Rows from a dataset
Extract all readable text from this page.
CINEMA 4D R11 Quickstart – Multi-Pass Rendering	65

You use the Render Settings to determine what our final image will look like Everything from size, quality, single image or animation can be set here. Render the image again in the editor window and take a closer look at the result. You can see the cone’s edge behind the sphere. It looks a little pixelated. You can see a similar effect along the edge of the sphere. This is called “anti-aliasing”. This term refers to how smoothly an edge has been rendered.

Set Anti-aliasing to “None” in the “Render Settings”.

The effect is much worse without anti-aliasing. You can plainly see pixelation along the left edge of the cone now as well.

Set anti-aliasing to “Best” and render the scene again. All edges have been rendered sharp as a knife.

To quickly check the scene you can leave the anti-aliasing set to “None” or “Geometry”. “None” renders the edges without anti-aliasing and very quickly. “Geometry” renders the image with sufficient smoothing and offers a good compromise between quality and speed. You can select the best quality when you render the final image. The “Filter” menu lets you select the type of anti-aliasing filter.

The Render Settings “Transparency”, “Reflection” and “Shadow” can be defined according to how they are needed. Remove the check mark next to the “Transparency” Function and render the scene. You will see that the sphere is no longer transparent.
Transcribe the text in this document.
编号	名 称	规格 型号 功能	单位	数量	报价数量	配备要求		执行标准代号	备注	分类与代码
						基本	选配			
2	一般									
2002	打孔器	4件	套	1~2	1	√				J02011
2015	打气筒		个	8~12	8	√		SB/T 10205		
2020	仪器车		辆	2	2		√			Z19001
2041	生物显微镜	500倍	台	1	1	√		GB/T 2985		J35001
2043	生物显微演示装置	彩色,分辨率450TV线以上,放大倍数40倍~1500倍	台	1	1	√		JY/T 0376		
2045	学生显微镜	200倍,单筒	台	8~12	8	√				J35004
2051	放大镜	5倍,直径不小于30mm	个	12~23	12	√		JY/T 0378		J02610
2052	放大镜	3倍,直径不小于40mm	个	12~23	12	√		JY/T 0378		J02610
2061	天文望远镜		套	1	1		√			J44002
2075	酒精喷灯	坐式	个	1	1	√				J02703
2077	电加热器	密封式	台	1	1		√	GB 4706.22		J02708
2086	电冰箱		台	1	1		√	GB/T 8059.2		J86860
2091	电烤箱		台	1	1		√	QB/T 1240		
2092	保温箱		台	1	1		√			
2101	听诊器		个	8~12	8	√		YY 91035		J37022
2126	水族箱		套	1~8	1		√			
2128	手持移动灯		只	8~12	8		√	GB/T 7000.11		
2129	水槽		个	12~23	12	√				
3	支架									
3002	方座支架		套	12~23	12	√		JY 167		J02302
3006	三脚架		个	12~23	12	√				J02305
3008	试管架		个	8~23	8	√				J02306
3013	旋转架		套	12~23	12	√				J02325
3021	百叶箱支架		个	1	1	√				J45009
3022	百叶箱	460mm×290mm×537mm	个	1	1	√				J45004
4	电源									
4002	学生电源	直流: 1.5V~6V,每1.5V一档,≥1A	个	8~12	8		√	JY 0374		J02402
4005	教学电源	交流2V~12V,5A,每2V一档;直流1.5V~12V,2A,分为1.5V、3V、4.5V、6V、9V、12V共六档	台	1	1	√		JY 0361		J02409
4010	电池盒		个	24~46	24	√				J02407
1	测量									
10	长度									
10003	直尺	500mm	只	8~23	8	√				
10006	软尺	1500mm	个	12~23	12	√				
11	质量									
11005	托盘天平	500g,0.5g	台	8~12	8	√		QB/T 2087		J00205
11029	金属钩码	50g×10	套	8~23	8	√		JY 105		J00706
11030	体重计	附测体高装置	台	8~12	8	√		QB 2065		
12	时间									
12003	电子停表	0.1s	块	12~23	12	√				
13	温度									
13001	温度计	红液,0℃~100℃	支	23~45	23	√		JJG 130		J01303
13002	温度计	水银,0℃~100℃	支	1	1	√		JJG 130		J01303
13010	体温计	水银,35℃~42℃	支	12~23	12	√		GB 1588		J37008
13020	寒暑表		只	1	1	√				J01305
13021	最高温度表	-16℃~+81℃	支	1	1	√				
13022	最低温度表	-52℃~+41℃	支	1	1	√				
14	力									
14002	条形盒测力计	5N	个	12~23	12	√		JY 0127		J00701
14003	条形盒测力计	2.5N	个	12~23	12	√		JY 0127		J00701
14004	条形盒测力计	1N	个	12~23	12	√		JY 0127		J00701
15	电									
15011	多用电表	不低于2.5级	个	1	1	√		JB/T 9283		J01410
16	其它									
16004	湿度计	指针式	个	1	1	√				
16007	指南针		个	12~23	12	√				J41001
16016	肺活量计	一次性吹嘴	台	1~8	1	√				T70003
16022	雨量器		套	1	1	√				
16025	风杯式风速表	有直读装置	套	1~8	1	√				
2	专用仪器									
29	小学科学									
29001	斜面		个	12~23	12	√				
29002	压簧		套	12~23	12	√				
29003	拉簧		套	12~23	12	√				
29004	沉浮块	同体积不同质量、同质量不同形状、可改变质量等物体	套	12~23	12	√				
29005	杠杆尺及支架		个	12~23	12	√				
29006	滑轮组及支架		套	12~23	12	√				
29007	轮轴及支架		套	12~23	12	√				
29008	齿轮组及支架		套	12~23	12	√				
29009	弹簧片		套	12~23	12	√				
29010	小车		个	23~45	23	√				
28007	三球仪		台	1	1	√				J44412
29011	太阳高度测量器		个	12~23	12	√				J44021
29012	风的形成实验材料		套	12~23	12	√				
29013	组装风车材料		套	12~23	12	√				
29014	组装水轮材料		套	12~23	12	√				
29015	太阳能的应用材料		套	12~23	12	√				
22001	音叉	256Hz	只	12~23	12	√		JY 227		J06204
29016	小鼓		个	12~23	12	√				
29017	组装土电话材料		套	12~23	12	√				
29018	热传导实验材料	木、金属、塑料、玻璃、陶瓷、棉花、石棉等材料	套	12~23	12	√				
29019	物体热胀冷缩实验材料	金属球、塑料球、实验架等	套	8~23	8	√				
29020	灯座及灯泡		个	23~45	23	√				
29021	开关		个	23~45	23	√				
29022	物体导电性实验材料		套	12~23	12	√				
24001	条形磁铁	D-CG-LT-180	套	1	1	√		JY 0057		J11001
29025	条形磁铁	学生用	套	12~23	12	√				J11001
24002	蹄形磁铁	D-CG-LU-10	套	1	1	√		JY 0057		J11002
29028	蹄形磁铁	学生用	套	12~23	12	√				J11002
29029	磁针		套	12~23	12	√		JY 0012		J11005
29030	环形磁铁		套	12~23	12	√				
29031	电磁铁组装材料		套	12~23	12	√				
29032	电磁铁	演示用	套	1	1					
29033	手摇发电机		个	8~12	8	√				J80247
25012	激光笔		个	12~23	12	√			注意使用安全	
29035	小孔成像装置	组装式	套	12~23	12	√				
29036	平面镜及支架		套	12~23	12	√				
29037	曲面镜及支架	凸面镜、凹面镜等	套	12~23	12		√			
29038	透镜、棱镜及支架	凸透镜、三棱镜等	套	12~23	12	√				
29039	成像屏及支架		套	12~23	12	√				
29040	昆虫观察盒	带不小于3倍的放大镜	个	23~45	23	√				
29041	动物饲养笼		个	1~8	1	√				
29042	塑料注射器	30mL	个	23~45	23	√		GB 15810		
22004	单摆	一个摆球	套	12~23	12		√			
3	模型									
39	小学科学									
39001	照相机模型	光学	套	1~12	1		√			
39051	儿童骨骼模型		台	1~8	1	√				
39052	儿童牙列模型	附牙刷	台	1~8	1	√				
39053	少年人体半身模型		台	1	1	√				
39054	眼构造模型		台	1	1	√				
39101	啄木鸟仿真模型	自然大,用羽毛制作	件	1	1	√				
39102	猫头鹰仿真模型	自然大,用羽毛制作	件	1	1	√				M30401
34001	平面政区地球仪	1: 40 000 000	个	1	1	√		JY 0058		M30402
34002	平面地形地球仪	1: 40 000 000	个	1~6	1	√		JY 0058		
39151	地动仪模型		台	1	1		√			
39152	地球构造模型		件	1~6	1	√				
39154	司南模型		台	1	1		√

- [TASK]: Using the listing, collect all lines in which the string "scene" is found.

- [SOLUTION TO THE PROBLEM]:
Set anti-aliasing to “Best” and render the scene again. All edges have been rendered sharp as a knife.
To quickly check the scene you can leave the anti-aliasing set to “None” or “Geometry”. “None” renders the edges without anti-aliasing and very quickly. “Geometry” renders the image with sufficient smoothing and offers a good compromise between quality and speed. You can select the best quality when you render the final image. The “Filter” menu lets you select the type of anti-aliasing filter.
The Render Settings “Transparency”, “Reflection” and “Shadow” can be defined according to how they are needed. Remove the check mark next to the “Transparency” Function and render the scene. You will see that the sphere is no longer transparent.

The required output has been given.